[Recorded data]
-- -- --

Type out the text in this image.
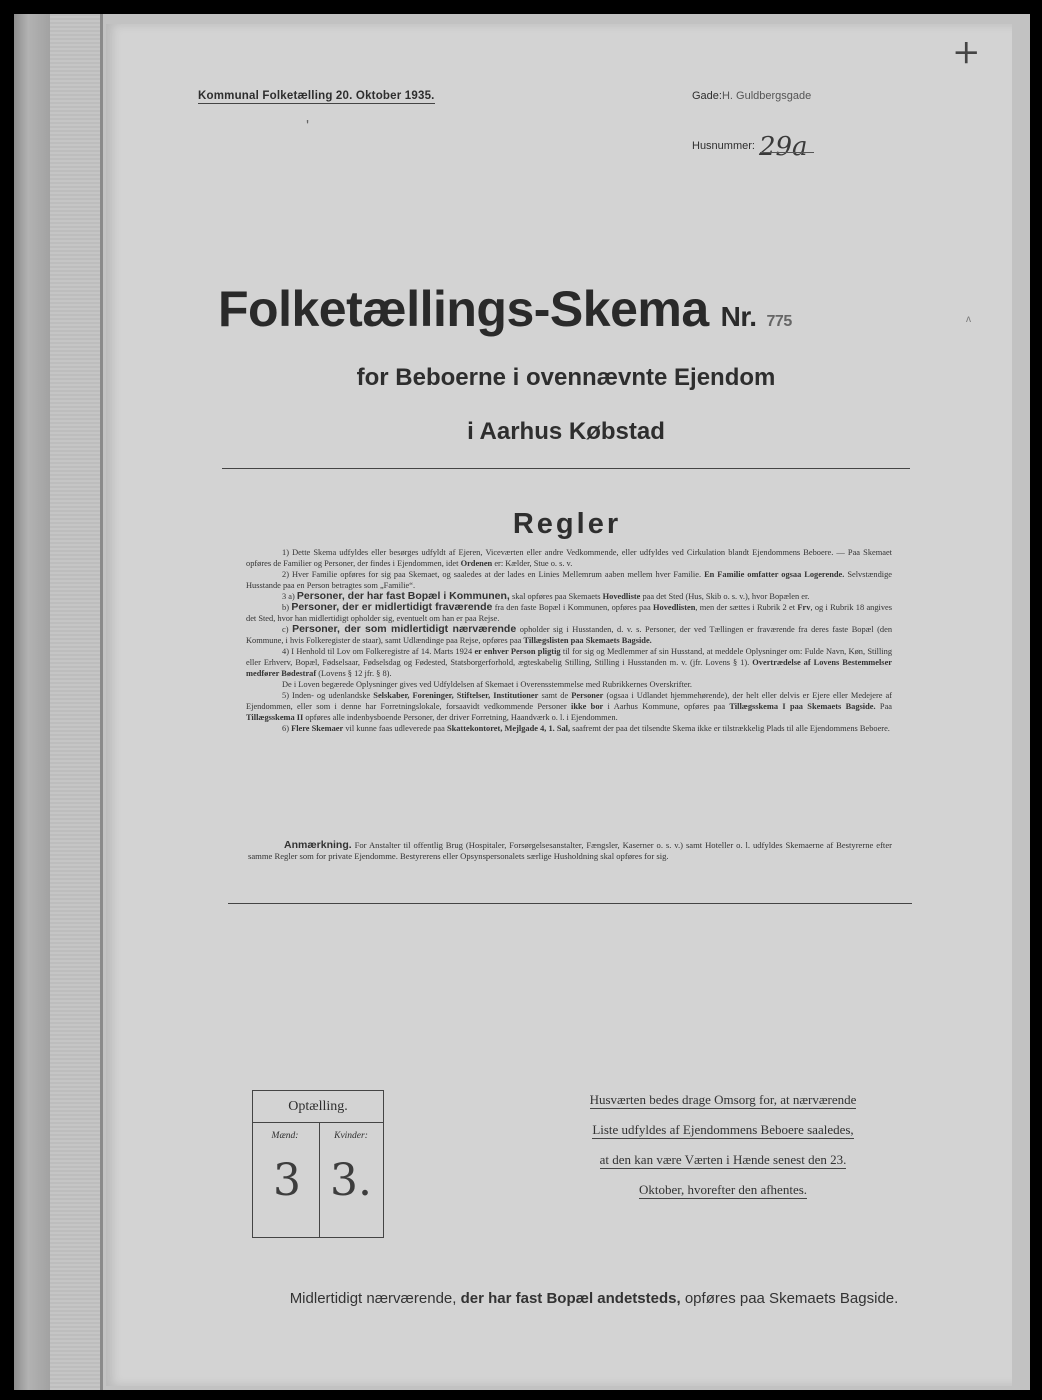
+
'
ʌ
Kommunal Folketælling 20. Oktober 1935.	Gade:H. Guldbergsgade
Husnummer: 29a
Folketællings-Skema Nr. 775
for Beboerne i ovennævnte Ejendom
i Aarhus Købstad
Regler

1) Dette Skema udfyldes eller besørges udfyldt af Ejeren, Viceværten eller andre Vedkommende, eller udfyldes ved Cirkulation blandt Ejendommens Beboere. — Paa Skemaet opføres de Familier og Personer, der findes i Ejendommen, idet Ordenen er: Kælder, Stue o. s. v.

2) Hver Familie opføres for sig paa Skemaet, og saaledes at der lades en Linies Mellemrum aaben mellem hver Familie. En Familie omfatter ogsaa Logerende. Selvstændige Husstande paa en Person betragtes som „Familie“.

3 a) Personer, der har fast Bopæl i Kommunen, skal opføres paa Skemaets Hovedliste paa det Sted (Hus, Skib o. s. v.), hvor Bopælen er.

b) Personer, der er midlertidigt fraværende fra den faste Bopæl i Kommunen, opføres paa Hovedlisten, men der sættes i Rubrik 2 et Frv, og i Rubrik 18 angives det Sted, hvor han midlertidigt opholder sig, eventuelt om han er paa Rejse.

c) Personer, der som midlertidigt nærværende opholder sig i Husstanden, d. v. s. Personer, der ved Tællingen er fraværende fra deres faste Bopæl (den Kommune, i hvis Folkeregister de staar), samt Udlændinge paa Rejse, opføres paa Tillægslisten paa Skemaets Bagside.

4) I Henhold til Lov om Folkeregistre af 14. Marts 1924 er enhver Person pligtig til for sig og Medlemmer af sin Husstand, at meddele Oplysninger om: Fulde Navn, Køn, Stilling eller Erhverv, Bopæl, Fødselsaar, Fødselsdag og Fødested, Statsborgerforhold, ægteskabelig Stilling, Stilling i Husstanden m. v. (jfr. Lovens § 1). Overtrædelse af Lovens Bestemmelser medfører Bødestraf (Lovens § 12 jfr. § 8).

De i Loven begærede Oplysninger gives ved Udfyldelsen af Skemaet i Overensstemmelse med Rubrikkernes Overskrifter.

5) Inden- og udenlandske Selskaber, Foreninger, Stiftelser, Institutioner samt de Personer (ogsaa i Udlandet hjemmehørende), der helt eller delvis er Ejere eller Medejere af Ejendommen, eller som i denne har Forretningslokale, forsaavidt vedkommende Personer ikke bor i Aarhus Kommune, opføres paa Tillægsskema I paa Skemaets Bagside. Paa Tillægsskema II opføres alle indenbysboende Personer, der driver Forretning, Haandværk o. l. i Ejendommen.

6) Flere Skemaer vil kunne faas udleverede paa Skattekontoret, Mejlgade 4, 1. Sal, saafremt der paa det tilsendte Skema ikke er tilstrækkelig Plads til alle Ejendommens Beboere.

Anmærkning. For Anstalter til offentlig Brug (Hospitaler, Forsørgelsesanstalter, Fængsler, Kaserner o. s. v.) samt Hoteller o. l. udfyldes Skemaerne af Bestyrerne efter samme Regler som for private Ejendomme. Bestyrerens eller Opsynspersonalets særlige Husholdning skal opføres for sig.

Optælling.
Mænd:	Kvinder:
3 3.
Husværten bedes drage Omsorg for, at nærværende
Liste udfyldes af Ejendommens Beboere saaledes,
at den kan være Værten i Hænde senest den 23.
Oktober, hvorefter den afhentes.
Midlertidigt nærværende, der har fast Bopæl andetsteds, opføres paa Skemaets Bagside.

-- -- --

- [WORK TO BE COMPLETED]: In the records above, locate the lines holding the word "fraværende". Copy each of them.

- [WRITTEN REPLY]:
b) Personer, der er midlertidigt fraværende fra den faste Bopæl i Kommunen, opføres paa Hovedlisten, men der sættes i Rubrik 2 et Frv, og i Rubrik 18 angives det Sted, hvor han midlertidigt opholder sig, eventuelt om han er paa Rejse.
c) Personer, der som midlertidigt nærværende opholder sig i Husstanden, d. v. s. Personer, der ved Tællingen er fraværende fra deres faste Bopæl (den Kommune, i hvis Folkeregister de staar), samt Udlændinge paa Rejse, opføres paa Tillægslisten paa Skemaets Bagside.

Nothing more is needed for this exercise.